Problem description -> Match the word "title". Return each line of the data below where it appears.
::: Data supplied :::
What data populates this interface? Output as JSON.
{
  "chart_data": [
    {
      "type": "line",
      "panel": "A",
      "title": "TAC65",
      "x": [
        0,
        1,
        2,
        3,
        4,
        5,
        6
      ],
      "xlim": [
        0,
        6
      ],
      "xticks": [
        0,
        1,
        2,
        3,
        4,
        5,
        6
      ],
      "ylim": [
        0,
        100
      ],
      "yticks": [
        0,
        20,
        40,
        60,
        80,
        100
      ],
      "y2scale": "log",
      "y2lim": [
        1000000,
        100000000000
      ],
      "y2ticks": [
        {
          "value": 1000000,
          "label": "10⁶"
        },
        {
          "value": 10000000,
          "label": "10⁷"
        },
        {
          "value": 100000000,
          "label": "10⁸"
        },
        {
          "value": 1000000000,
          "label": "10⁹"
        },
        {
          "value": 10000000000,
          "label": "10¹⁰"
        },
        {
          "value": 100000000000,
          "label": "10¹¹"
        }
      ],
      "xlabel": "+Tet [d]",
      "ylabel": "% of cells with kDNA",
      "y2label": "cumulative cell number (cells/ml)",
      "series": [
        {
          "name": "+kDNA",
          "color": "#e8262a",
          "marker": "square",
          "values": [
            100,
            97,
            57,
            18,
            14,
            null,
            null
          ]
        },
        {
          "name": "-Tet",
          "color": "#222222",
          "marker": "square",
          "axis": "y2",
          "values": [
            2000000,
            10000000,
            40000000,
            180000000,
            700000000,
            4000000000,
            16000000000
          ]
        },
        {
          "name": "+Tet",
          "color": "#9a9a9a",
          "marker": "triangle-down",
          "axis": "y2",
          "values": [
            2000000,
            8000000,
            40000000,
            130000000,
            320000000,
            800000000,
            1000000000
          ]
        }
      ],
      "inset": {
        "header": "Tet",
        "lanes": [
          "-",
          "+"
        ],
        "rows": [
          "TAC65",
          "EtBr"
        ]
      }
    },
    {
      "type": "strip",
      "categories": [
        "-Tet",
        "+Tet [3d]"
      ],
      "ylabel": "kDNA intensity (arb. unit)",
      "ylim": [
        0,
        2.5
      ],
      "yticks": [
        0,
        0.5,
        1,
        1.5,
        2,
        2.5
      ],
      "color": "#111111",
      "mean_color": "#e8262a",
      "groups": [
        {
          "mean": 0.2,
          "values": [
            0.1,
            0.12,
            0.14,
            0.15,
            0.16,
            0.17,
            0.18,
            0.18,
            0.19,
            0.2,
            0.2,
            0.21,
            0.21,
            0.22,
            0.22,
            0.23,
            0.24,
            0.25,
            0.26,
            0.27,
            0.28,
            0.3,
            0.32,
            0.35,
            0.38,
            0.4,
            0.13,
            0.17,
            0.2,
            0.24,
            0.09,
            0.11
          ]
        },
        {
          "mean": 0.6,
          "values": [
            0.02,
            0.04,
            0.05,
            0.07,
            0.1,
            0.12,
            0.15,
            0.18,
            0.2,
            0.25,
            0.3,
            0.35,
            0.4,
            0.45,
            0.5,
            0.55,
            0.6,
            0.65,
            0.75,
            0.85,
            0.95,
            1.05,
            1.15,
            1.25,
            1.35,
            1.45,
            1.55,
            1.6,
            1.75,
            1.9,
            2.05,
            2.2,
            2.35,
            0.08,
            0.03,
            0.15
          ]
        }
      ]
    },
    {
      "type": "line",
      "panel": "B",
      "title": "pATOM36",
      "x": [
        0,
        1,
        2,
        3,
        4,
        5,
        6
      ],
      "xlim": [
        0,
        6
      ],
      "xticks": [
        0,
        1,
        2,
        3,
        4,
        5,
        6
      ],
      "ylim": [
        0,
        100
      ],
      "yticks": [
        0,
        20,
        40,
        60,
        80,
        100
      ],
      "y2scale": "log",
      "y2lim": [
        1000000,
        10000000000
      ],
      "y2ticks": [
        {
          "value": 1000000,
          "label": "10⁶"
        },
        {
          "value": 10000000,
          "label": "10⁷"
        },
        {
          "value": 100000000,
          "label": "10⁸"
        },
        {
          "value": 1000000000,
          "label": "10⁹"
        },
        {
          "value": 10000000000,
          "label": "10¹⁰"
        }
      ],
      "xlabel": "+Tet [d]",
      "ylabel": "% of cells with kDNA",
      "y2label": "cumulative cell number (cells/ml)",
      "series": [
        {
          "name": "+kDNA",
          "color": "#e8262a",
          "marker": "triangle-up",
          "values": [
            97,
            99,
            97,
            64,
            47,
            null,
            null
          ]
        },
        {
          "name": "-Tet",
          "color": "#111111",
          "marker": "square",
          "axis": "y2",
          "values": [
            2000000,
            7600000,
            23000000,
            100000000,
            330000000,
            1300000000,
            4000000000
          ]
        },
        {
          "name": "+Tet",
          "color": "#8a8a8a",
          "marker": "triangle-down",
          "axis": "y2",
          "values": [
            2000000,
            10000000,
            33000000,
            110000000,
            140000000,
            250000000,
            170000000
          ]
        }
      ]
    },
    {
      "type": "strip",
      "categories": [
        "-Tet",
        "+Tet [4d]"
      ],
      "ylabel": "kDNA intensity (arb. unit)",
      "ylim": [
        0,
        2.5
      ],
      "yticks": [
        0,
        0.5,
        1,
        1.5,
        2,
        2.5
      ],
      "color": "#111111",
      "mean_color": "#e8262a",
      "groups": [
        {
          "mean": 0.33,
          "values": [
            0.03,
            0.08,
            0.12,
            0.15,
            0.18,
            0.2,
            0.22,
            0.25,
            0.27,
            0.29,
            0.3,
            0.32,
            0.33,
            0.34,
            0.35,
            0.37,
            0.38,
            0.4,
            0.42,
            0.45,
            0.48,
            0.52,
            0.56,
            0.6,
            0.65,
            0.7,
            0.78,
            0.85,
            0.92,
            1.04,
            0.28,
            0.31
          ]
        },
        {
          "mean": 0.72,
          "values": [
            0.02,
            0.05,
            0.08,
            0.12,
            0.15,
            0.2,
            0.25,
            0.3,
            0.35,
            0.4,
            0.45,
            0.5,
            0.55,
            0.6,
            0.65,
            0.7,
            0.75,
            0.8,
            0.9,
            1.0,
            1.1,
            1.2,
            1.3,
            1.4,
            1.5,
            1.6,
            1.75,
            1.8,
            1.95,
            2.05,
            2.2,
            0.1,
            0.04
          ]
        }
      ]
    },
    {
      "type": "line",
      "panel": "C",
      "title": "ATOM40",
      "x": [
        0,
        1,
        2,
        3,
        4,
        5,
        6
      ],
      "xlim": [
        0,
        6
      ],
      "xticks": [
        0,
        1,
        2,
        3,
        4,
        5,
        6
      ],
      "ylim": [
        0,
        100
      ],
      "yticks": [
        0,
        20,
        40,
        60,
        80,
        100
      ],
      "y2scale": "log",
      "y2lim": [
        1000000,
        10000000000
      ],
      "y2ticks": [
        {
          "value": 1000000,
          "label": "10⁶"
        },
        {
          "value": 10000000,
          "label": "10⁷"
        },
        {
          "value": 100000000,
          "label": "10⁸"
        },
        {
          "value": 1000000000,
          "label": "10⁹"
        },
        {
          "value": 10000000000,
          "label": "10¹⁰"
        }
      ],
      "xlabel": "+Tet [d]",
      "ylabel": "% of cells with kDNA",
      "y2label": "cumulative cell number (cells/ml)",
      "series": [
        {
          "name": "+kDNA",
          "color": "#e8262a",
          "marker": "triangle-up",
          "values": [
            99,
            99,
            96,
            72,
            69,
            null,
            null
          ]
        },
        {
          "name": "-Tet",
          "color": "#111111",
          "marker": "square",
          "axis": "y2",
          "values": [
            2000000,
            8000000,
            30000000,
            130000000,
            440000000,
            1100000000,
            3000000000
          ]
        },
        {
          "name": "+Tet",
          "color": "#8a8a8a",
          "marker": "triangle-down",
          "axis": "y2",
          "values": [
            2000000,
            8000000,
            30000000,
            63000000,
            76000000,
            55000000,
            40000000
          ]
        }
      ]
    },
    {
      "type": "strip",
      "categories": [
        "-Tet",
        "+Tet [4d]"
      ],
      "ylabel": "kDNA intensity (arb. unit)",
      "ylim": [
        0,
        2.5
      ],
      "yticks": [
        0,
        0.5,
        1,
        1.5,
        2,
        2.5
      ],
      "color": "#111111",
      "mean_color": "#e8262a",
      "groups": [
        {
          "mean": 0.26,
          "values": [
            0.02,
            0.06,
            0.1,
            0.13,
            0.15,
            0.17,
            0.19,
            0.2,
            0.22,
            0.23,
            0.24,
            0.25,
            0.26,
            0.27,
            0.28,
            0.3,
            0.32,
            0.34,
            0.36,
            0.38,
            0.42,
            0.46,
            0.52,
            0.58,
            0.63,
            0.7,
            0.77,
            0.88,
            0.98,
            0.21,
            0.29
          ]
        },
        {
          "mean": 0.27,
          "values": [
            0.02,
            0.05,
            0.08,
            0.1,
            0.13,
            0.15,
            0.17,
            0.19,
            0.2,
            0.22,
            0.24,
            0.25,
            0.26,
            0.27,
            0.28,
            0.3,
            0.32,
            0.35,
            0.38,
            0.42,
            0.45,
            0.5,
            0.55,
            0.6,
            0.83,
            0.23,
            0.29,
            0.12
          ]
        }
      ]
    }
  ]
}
:::
Problem solution ->
      "title": "TAC65",
      "title": "pATOM36",
      "title": "ATOM40",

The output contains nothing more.